◆ **Document passage**:
Re: random() (was Re: New GUC to sample log queries)

Поиск
Список
Период
Сортировка
От Tom Lane
Тема Re: random() (was Re: New GUC to sample log queries)
Дата
Msg-id 10913.1546038905@sss.pgh.pa.us
обсуждение исходный текст
Ответ на Re: random() (was Re: New GUC to sample log queries)  (Tom Lane <tgl@sss.pgh.pa.us>)
Ответы Re: random() (was Re: New GUC to sample log queries)  (Tom Lane <tgl@sss.pgh.pa.us>)
Список pgsql-hackers
I wrote:
> Thomas Munro <thomas.munro@enterprisedb.com> writes:
>> +1, but I wonder if just separating them is enough.  Is our seeding
>> algorithm good enough for this new purpose?  The initial seed is 100%
>> predictable to a logged in user (it's made from the backend PID and
>> backend start time, which we tell you), and not even that hard to
>> guess from the outside, so I think Coverity's warning is an
>> understatement in this case.  Even if we separate the PRNG state used
>> for internal stuff so that users can't clobber its seed from SQL,
>> wouldn't it be possible to predict which statements will survive the
>> log sampling filter given easily available information and a good
>> guess at how many times random() (or whatever similar thing) has been
>> called so far?

◆ **Written tasks**:
**1)** Using the mailing-list message, answer the following:
(a) Who sent the message?
(b) To which mailing list was it posted?
(c) According to the quoted passage, what two values is the initial seed made from?
**2)** Rewrite the part of the message that begins at the words "Список pgsql-hackers" and ends after "called so far?", substituting "query sampling filter" for "log sampling filter".
Answer from the message alone.

◆ **Source material**:
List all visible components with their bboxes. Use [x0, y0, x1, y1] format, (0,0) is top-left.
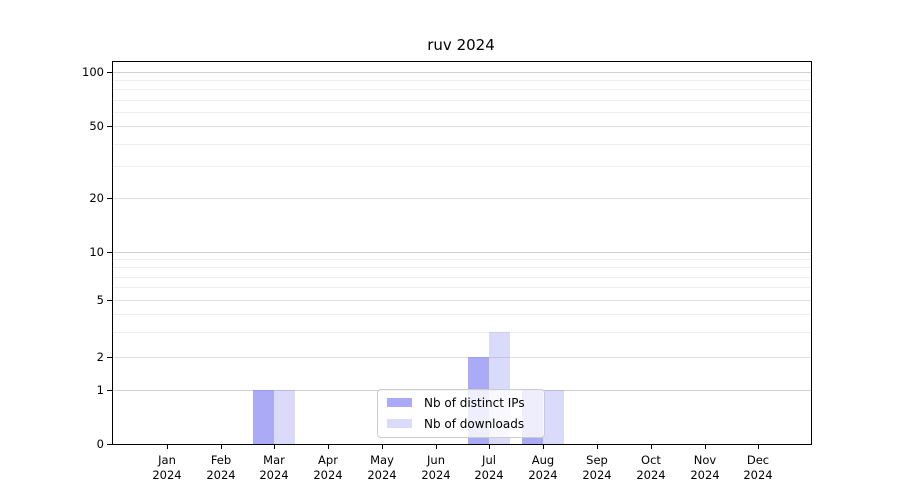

◆ **Answers for the tasks**:
**1)**
(a) Tom Lane
(b) pgsql-hackers
(c) The backend PID and the backend start time

**2)**
Список pgsql-hackers
I wrote:
> Thomas Munro <thomas.munro@enterprisedb.com> writes:
>> +1, but I wonder if just separating them is enough.  Is our seeding
>> algorithm good enough for this new purpose?  The initial seed is 100%
>> predictable to a logged in user (it's made from the backend PID and
>> backend start time, which we tell you), and not even that hard to
>> guess from the outside, so I think Coverity's warning is an
>> understatement in this case.  Even if we separate the PRNG state used
>> for internal stuff so that users can't clobber its seed from SQL,
>> wouldn't it be possible to predict which statements will survive the
>> query sampling filter given easily available information and a good
>> guess at how many times random() (or whatever similar thing) has been
>> called so far?